* start EXTRACTED ENTRIES *

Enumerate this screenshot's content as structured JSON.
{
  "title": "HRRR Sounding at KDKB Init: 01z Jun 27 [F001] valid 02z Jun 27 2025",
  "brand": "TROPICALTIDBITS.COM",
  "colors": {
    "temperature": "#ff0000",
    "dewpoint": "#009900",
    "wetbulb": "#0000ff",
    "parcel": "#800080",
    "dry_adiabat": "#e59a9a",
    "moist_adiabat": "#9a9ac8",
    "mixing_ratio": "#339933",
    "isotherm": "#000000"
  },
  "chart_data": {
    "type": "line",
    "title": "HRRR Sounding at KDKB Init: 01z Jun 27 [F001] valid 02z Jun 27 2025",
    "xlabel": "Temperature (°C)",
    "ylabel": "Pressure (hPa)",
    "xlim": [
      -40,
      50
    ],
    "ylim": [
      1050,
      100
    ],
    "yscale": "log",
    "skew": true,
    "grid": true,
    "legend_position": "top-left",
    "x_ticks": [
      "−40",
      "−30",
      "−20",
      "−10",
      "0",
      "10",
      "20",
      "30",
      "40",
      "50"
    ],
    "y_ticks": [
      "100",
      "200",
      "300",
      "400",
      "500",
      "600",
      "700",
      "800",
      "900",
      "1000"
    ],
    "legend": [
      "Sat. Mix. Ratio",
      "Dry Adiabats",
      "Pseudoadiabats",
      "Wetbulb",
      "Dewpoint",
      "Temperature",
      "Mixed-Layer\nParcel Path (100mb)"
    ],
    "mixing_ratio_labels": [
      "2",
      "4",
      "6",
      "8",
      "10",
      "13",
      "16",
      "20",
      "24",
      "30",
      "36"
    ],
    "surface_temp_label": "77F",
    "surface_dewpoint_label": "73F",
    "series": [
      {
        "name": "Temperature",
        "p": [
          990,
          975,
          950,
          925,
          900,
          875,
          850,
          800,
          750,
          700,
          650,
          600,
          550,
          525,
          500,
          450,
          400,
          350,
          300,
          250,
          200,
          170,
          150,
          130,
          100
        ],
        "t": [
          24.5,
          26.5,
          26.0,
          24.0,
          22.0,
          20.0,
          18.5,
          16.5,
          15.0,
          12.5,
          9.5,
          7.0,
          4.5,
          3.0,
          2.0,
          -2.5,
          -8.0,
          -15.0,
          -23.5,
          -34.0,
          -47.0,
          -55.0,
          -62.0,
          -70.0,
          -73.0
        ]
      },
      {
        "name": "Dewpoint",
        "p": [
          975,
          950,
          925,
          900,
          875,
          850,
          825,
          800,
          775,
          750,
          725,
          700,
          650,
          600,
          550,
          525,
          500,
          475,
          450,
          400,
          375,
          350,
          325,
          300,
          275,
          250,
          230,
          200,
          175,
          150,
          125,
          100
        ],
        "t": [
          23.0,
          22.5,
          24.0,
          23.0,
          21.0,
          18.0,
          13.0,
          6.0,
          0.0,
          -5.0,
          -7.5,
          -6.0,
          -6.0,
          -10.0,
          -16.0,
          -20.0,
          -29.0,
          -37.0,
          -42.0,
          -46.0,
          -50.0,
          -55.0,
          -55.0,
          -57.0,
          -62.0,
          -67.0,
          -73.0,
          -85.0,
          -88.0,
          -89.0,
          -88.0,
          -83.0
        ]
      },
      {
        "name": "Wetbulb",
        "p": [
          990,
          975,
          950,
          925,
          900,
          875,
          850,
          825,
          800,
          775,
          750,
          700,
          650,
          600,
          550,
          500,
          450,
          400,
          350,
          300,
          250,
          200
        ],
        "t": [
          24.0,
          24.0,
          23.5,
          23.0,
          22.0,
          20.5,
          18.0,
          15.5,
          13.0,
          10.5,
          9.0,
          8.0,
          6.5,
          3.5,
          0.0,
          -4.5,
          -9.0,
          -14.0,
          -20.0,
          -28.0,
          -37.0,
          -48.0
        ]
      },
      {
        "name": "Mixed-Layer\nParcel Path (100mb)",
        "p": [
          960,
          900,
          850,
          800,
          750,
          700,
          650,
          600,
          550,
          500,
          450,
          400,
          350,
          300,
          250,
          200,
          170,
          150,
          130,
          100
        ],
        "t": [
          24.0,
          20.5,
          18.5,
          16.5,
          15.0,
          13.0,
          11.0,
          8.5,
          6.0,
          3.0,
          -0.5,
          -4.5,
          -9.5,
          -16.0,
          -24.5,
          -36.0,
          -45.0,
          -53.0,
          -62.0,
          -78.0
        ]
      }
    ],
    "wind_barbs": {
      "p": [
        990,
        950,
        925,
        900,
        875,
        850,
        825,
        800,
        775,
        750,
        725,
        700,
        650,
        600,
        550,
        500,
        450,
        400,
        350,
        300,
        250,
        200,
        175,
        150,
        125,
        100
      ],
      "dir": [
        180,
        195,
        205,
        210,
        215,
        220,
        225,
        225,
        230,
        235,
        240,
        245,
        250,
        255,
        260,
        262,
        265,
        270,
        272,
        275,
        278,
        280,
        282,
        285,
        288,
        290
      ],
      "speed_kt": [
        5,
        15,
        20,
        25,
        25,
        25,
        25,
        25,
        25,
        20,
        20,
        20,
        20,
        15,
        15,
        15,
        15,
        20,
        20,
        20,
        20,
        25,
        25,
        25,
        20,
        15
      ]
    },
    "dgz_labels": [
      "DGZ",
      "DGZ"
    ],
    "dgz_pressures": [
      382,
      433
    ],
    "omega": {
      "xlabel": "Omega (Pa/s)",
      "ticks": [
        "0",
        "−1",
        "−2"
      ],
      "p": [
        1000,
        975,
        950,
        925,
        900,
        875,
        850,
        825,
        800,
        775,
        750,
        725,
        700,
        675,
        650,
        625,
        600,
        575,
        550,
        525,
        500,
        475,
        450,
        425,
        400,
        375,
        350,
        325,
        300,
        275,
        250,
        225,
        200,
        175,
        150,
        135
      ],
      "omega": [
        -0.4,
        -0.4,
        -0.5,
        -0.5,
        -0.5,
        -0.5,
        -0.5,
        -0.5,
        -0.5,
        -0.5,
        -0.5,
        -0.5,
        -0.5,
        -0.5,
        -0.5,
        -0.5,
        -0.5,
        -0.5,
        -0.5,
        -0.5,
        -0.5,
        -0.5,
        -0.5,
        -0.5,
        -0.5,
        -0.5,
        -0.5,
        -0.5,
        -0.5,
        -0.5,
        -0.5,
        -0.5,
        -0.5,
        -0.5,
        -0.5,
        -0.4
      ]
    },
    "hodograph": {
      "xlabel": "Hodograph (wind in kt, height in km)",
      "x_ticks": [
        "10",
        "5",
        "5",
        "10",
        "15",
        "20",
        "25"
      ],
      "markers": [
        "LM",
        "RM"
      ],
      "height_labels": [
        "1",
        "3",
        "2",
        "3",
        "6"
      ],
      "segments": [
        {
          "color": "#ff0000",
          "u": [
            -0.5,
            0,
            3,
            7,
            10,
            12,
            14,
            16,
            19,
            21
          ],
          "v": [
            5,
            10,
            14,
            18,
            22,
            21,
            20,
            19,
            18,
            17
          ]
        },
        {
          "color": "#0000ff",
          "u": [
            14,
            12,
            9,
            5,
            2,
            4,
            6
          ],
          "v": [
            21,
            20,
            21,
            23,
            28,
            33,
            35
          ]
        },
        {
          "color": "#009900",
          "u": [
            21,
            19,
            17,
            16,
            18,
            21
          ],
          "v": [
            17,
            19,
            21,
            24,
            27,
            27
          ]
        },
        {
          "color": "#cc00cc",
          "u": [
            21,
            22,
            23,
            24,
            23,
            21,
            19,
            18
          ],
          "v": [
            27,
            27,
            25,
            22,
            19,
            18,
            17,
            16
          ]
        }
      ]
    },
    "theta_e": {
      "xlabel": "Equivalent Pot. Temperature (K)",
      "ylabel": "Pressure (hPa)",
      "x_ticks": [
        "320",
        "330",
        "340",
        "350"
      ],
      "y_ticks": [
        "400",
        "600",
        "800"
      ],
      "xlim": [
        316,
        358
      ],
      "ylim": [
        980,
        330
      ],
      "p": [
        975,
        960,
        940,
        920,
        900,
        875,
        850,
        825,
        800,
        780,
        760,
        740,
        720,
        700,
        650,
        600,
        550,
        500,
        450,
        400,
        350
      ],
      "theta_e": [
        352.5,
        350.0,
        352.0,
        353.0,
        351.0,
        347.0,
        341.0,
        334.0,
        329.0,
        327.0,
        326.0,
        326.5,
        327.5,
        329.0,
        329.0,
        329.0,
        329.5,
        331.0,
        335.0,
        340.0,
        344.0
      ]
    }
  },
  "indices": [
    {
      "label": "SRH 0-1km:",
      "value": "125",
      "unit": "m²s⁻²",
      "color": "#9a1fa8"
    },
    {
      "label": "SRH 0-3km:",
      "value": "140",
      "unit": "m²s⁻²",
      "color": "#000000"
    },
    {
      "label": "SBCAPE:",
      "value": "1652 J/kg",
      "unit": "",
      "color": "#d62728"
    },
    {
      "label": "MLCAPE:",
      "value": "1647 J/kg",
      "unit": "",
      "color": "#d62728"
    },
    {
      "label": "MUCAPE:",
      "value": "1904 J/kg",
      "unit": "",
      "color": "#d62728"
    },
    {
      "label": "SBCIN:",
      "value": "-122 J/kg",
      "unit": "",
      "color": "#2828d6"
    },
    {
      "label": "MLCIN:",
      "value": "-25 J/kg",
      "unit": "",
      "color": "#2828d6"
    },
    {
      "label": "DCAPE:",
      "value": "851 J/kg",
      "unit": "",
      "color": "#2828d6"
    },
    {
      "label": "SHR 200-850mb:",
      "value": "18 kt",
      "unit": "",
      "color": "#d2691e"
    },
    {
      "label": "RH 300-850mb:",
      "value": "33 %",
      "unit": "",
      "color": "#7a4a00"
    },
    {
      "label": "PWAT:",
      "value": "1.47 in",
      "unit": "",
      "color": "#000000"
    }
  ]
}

* end EXTRACTED ENTRIES *

WHAT NEEDS TO BE DONE: Return every line in the listing that contains the word "Layer".

ANSWER TO THIS TASK:
      "Mixed-Layer\nParcel Path (100mb)"
        "name": "Mixed-Layer\nParcel Path (100mb)",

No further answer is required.